Goal >>
Count the lines below that contain the string "element", matching case exactly, and reply with the number alone.

Input data >>
^^^^^^^^
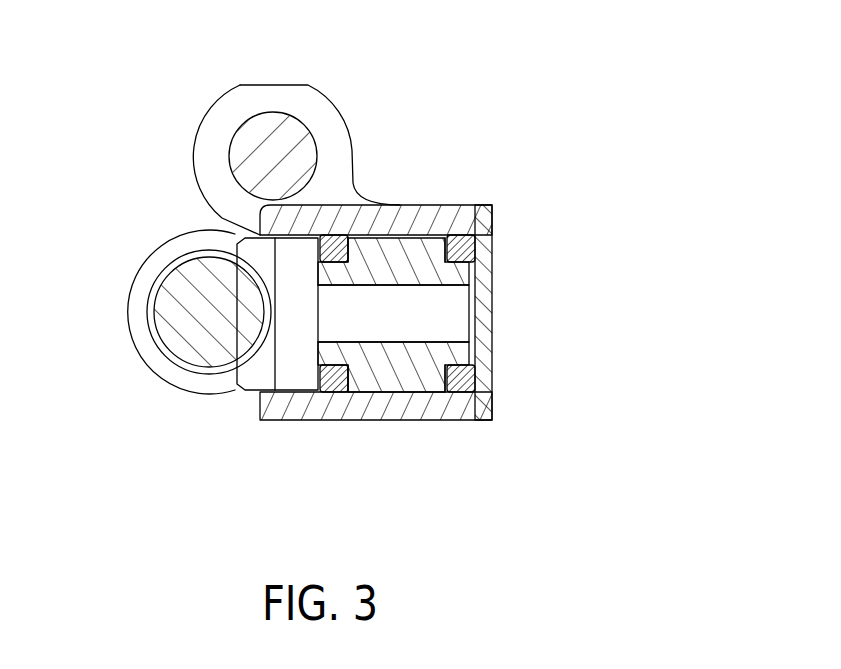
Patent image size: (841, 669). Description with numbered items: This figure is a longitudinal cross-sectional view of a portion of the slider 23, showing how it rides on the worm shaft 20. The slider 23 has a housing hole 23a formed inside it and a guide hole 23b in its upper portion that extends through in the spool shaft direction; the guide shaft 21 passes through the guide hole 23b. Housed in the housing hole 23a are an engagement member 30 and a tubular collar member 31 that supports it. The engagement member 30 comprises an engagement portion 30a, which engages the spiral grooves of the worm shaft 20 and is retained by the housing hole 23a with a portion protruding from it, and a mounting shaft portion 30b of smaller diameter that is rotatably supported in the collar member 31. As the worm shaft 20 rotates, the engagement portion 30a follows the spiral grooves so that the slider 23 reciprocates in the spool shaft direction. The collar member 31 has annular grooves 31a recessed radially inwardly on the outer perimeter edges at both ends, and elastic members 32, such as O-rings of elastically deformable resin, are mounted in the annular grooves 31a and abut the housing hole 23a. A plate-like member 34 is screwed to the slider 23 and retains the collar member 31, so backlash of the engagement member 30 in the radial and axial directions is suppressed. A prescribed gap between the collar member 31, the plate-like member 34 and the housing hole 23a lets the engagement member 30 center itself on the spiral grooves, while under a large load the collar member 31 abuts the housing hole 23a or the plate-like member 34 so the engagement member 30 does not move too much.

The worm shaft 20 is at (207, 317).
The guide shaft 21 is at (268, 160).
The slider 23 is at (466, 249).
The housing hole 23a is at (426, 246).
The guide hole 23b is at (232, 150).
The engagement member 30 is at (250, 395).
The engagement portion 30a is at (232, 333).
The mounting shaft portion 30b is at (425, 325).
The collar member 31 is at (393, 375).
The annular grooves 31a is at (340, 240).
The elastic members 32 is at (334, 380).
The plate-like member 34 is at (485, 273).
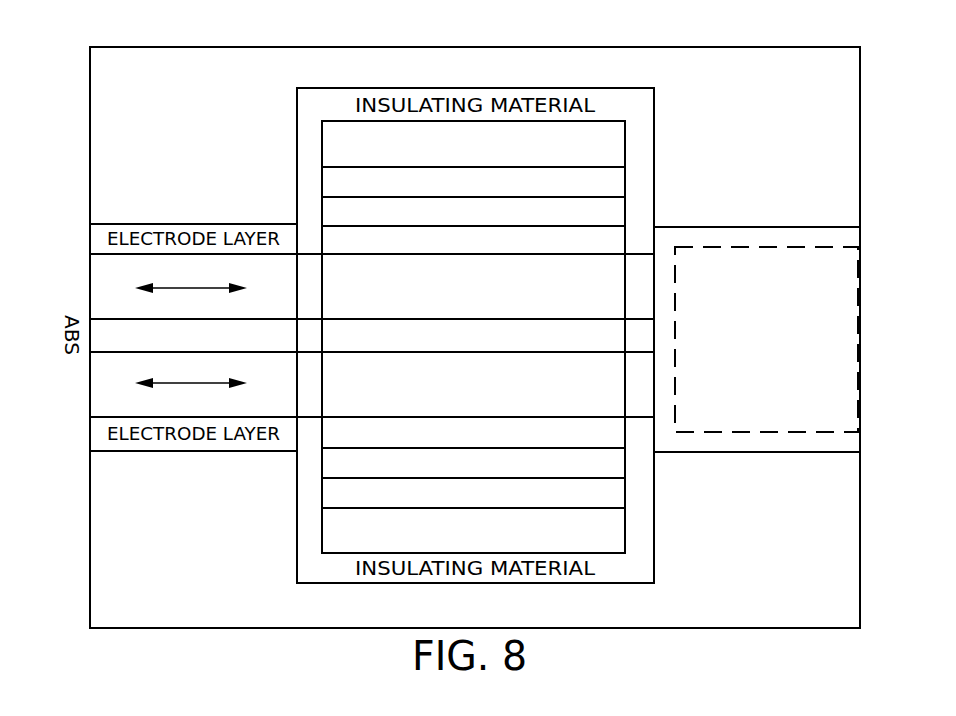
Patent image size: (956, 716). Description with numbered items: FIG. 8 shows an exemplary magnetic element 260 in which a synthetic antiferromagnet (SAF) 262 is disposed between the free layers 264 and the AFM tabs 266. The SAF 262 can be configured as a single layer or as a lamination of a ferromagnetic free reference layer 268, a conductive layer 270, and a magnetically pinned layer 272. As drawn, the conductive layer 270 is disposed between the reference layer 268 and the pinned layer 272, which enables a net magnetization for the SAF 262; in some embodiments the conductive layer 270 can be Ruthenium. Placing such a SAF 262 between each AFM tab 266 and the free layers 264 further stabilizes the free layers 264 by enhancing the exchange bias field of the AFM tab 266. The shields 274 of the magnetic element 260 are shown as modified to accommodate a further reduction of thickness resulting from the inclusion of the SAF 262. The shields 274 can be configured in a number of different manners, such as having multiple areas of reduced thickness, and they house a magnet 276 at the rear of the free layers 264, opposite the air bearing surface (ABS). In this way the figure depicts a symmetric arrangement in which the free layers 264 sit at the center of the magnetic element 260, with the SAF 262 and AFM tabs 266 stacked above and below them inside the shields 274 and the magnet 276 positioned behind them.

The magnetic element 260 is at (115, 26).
^^^^^^^^
Full output >>
2